▶ **Goal of the exercise**
Could you set down the records below exactly as they are, with no pictures?
↓↓↓
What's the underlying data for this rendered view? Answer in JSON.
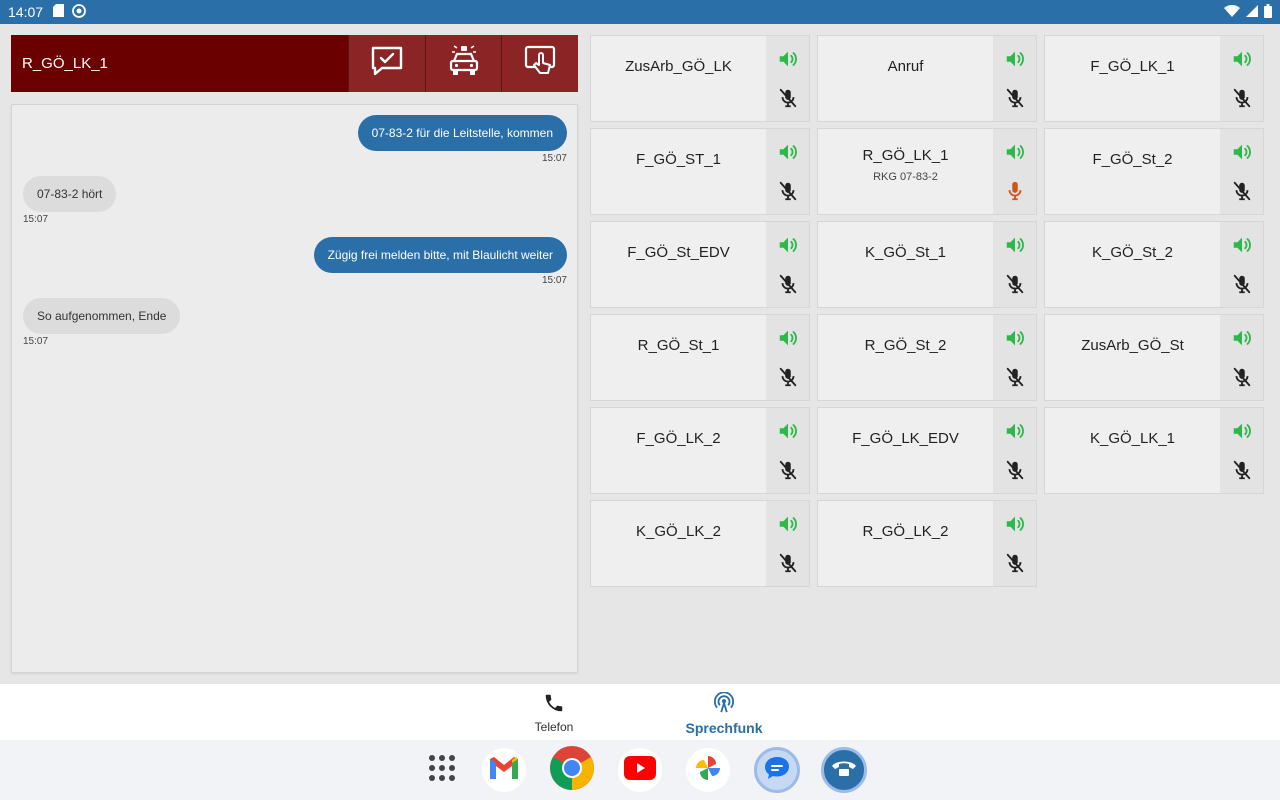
{
  "status_bar": {
    "time": "14:07"
  },
  "channel_header": {
    "name": "R_GÖ_LK_1",
    "buttons": [
      "message-check-icon",
      "police-car-icon",
      "touch-screen-icon"
    ]
  },
  "chat": {
    "messages": [
      {
        "direction": "out",
        "text": "07-83-2 für die Leitstelle, kommen",
        "time": "15:07"
      },
      {
        "direction": "in",
        "text": "07-83-2 hört",
        "time": "15:07"
      },
      {
        "direction": "out",
        "text": "Zügig frei melden bitte, mit Blaulicht weiter",
        "time": "15:07"
      },
      {
        "direction": "in",
        "text": "So aufgenommen, Ende",
        "time": "15:07"
      }
    ]
  },
  "channels": [
    {
      "name": "ZusArb_GÖ_LK",
      "sub": "",
      "mic_active": false
    },
    {
      "name": "Anruf",
      "sub": "",
      "mic_active": false
    },
    {
      "name": "F_GÖ_LK_1",
      "sub": "",
      "mic_active": false
    },
    {
      "name": "F_GÖ_ST_1",
      "sub": "",
      "mic_active": false
    },
    {
      "name": "R_GÖ_LK_1",
      "sub": "RKG 07-83-2",
      "mic_active": true
    },
    {
      "name": "F_GÖ_St_2",
      "sub": "",
      "mic_active": false
    },
    {
      "name": "F_GÖ_St_EDV",
      "sub": "",
      "mic_active": false
    },
    {
      "name": "K_GÖ_St_1",
      "sub": "",
      "mic_active": false
    },
    {
      "name": "K_GÖ_St_2",
      "sub": "",
      "mic_active": false
    },
    {
      "name": "R_GÖ_St_1",
      "sub": "",
      "mic_active": false
    },
    {
      "name": "R_GÖ_St_2",
      "sub": "",
      "mic_active": false
    },
    {
      "name": "ZusArb_GÖ_St",
      "sub": "",
      "mic_active": false
    },
    {
      "name": "F_GÖ_LK_2",
      "sub": "",
      "mic_active": false
    },
    {
      "name": "F_GÖ_LK_EDV",
      "sub": "",
      "mic_active": false
    },
    {
      "name": "K_GÖ_LK_1",
      "sub": "",
      "mic_active": false
    },
    {
      "name": "K_GÖ_LK_2",
      "sub": "",
      "mic_active": false
    },
    {
      "name": "R_GÖ_LK_2",
      "sub": "",
      "mic_active": false
    }
  ],
  "bottom_nav": {
    "telefon": "Telefon",
    "sprechfunk": "Sprechfunk",
    "active": "sprechfunk"
  },
  "dock": [
    "app-drawer-icon",
    "gmail-icon",
    "chrome-icon",
    "youtube-icon",
    "photos-icon",
    "messages-icon",
    "radio-app-icon"
  ],
  "colors": {
    "status_bar": "#2a6fa8",
    "header_dark_red": "#6b0000",
    "header_button_red": "#8b2525",
    "speaker_green": "#2db84a",
    "mic_active_orange": "#d2541a",
    "outgoing_bubble": "#2a6fa8",
    "incoming_bubble": "#dcdcdc"
  }
}
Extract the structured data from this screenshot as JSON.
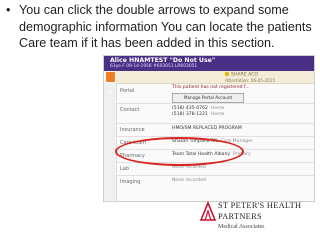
{
  "slide": {
    "bullet": "•",
    "text": "You can click the double arrows to expand some demographic information You can locate the patients Care team if it has been added in this section."
  },
  "patient": {
    "name": "Alice HNAMTEST \"Do Not Use\"",
    "sub": "63yo F  09-14-1956  #603051  LR603051",
    "right_panel_label": "SHARE ACO",
    "right_panel_date": "Attestation: 06-05-2015"
  },
  "portal": {
    "label": "Portal",
    "notice": "This patient has not registered f...",
    "button_label": "Manage Portal Account"
  },
  "rows": [
    {
      "label": "Contact",
      "line1": "(518) 435-0762",
      "line1_suffix": "Home",
      "line2": "(518) 378-1221",
      "line2_suffix": "Home"
    },
    {
      "label": "Insurance",
      "line1": "HMO/SM REPLACED PROGRAM",
      "line1_suffix": ""
    },
    {
      "label": "Care team",
      "line1": "Sharon Timpano RN",
      "line1_suffix": "Care Manager"
    },
    {
      "label": "Pharmacy",
      "line1": "Team Total Health Albany",
      "line1_suffix": "Primary"
    },
    {
      "label": "Lab",
      "line1": "None recorded",
      "line1_suffix": ""
    },
    {
      "label": "Imaging",
      "line1": "None recorded",
      "line1_suffix": ""
    }
  ],
  "logo": {
    "line1": "ST PETER'S HEALTH",
    "line2": "PARTNERS",
    "line3": "Medical Associates"
  },
  "colors": {
    "header_purple": "#4a2f86",
    "highlight_red": "#d9231c",
    "arrow_orange": "#f07f22"
  },
  "icons": [
    "double-arrow-icon",
    "logo-mark-icon"
  ]
}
↑↑↑
▶ **Finished exercise**
What's the underlying data for this rendered view? Answer in JSON.
{
  "status_bar": {
    "time": "14:07"
  },
  "channel_header": {
    "name": "R_GÖ_LK_1",
    "buttons": [
      "message-check-icon",
      "police-car-icon",
      "touch-screen-icon"
    ]
  },
  "chat": {
    "messages": [
      {
        "direction": "out",
        "text": "07-83-2 für die Leitstelle, kommen",
        "time": "15:07"
      },
      {
        "direction": "in",
        "text": "07-83-2 hört",
        "time": "15:07"
      },
      {
        "direction": "out",
        "text": "Zügig frei melden bitte, mit Blaulicht weiter",
        "time": "15:07"
      },
      {
        "direction": "in",
        "text": "So aufgenommen, Ende",
        "time": "15:07"
      }
    ]
  },
  "channels": [
    {
      "name": "ZusArb_GÖ_LK",
      "sub": "",
      "mic_active": false
    },
    {
      "name": "Anruf",
      "sub": "",
      "mic_active": false
    },
    {
      "name": "F_GÖ_LK_1",
      "sub": "",
      "mic_active": false
    },
    {
      "name": "F_GÖ_ST_1",
      "sub": "",
      "mic_active": false
    },
    {
      "name": "R_GÖ_LK_1",
      "sub": "RKG 07-83-2",
      "mic_active": true
    },
    {
      "name": "F_GÖ_St_2",
      "sub": "",
      "mic_active": false
    },
    {
      "name": "F_GÖ_St_EDV",
      "sub": "",
      "mic_active": false
    },
    {
      "name": "K_GÖ_St_1",
      "sub": "",
      "mic_active": false
    },
    {
      "name": "K_GÖ_St_2",
      "sub": "",
      "mic_active": false
    },
    {
      "name": "R_GÖ_St_1",
      "sub": "",
      "mic_active": false
    },
    {
      "name": "R_GÖ_St_2",
      "sub": "",
      "mic_active": false
    },
    {
      "name": "ZusArb_GÖ_St",
      "sub": "",
      "mic_active": false
    },
    {
      "name": "F_GÖ_LK_2",
      "sub": "",
      "mic_active": false
    },
    {
      "name": "F_GÖ_LK_EDV",
      "sub": "",
      "mic_active": false
    },
    {
      "name": "K_GÖ_LK_1",
      "sub": "",
      "mic_active": false
    },
    {
      "name": "K_GÖ_LK_2",
      "sub": "",
      "mic_active": false
    },
    {
      "name": "R_GÖ_LK_2",
      "sub": "",
      "mic_active": false
    }
  ],
  "bottom_nav": {
    "telefon": "Telefon",
    "sprechfunk": "Sprechfunk",
    "active": "sprechfunk"
  },
  "dock": [
    "app-drawer-icon",
    "gmail-icon",
    "chrome-icon",
    "youtube-icon",
    "photos-icon",
    "messages-icon",
    "radio-app-icon"
  ],
  "colors": {
    "status_bar": "#2a6fa8",
    "header_dark_red": "#6b0000",
    "header_button_red": "#8b2525",
    "speaker_green": "#2db84a",
    "mic_active_orange": "#d2541a",
    "outgoing_bubble": "#2a6fa8",
    "incoming_bubble": "#dcdcdc"
  }
}
Extract the structured data from this screenshot as JSON.
{
  "slide": {
    "bullet": "•",
    "text": "You can click the double arrows to expand some demographic information You can locate the patients Care team if it has been added in this section."
  },
  "patient": {
    "name": "Alice HNAMTEST \"Do Not Use\"",
    "sub": "63yo F  09-14-1956  #603051  LR603051",
    "right_panel_label": "SHARE ACO",
    "right_panel_date": "Attestation: 06-05-2015"
  },
  "portal": {
    "label": "Portal",
    "notice": "This patient has not registered f...",
    "button_label": "Manage Portal Account"
  },
  "rows": [
    {
      "label": "Contact",
      "line1": "(518) 435-0762",
      "line1_suffix": "Home",
      "line2": "(518) 378-1221",
      "line2_suffix": "Home"
    },
    {
      "label": "Insurance",
      "line1": "HMO/SM REPLACED PROGRAM",
      "line1_suffix": ""
    },
    {
      "label": "Care team",
      "line1": "Sharon Timpano RN",
      "line1_suffix": "Care Manager"
    },
    {
      "label": "Pharmacy",
      "line1": "Team Total Health Albany",
      "line1_suffix": "Primary"
    },
    {
      "label": "Lab",
      "line1": "None recorded",
      "line1_suffix": ""
    },
    {
      "label": "Imaging",
      "line1": "None recorded",
      "line1_suffix": ""
    }
  ],
  "logo": {
    "line1": "ST PETER'S HEALTH",
    "line2": "PARTNERS",
    "line3": "Medical Associates"
  },
  "colors": {
    "header_purple": "#4a2f86",
    "highlight_red": "#d9231c",
    "arrow_orange": "#f07f22"
  },
  "icons": [
    "double-arrow-icon",
    "logo-mark-icon"
  ]
}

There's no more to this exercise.